## [WRITTEN PROBLEM]
Return each line of the material verbatim.

Dataset entries
----------------
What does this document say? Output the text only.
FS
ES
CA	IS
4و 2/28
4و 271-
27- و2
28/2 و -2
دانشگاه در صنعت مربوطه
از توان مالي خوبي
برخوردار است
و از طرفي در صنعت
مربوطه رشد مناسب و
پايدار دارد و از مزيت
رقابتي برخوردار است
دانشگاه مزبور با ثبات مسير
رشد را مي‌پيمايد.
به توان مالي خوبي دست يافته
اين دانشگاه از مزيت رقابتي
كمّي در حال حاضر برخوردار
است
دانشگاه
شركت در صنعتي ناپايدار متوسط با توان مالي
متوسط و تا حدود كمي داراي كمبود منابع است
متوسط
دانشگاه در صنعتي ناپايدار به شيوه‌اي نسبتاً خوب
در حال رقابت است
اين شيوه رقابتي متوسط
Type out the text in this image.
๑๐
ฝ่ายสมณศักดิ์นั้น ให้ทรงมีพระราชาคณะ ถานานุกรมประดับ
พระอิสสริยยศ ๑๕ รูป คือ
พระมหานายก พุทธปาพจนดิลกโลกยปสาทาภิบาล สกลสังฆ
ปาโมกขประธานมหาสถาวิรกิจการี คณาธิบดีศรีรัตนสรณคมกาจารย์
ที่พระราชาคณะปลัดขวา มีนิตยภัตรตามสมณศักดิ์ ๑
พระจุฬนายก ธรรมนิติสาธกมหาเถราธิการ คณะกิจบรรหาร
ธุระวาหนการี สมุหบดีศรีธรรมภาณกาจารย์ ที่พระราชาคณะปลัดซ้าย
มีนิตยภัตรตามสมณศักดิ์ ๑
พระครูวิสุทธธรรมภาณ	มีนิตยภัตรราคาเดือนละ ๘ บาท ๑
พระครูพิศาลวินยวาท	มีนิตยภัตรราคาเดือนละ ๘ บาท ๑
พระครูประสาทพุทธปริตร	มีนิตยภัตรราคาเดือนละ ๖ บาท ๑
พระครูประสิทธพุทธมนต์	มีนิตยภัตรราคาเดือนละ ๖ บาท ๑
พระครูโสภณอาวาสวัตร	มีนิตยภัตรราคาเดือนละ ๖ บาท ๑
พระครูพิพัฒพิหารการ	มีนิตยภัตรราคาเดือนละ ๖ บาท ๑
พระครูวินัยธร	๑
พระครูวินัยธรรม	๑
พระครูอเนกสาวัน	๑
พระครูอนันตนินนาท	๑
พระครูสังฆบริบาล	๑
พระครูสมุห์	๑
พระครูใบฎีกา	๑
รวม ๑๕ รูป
----------------
## [ANSWER TO THIS EXERCISE]
What does this document say? Output the text only.
FS
ES
CA	IS
4و 2/28
4و 271-
27- و2
28/2 و -2
دانشگاه در صنعت مربوطه
از توان مالي خوبي
برخوردار است
و از طرفي در صنعت
مربوطه رشد مناسب و
پايدار دارد و از مزيت
رقابتي برخوردار است
دانشگاه مزبور با ثبات مسير
رشد را مي‌پيمايد.
به توان مالي خوبي دست يافته
اين دانشگاه از مزيت رقابتي
كمّي در حال حاضر برخوردار
است
دانشگاه
شركت در صنعتي ناپايدار متوسط با توان مالي
متوسط و تا حدود كمي داراي كمبود منابع است
متوسط
دانشگاه در صنعتي ناپايدار به شيوه‌اي نسبتاً خوب
در حال رقابت است
اين شيوه رقابتي متوسط
Type out the text in this image.
๑๐
ฝ่ายสมณศักดิ์นั้น ให้ทรงมีพระราชาคณะ ถานานุกรมประดับ
พระอิสสริยยศ ๑๕ รูป คือ
พระมหานายก พุทธปาพจนดิลกโลกยปสาทาภิบาล สกลสังฆ
ปาโมกขประธานมหาสถาวิรกิจการี คณาธิบดีศรีรัตนสรณคมกาจารย์
ที่พระราชาคณะปลัดขวา มีนิตยภัตรตามสมณศักดิ์ ๑
พระจุฬนายก ธรรมนิติสาธกมหาเถราธิการ คณะกิจบรรหาร
ธุระวาหนการี สมุหบดีศรีธรรมภาณกาจารย์ ที่พระราชาคณะปลัดซ้าย
มีนิตยภัตรตามสมณศักดิ์ ๑
พระครูวิสุทธธรรมภาณ	มีนิตยภัตรราคาเดือนละ ๘ บาท ๑
พระครูพิศาลวินยวาท	มีนิตยภัตรราคาเดือนละ ๘ บาท ๑
พระครูประสาทพุทธปริตร	มีนิตยภัตรราคาเดือนละ ๖ บาท ๑
พระครูประสิทธพุทธมนต์	มีนิตยภัตรราคาเดือนละ ๖ บาท ๑
พระครูโสภณอาวาสวัตร	มีนิตยภัตรราคาเดือนละ ๖ บาท ๑
พระครูพิพัฒพิหารการ	มีนิตยภัตรราคาเดือนละ ๖ บาท ๑
พระครูวินัยธร	๑
พระครูวินัยธรรม	๑
พระครูอเนกสาวัน	๑
พระครูอนันตนินนาท	๑
พระครูสังฆบริบาล	๑
พระครูสมุห์	๑
พระครูใบฎีกา	๑
รวม ๑๕ รูป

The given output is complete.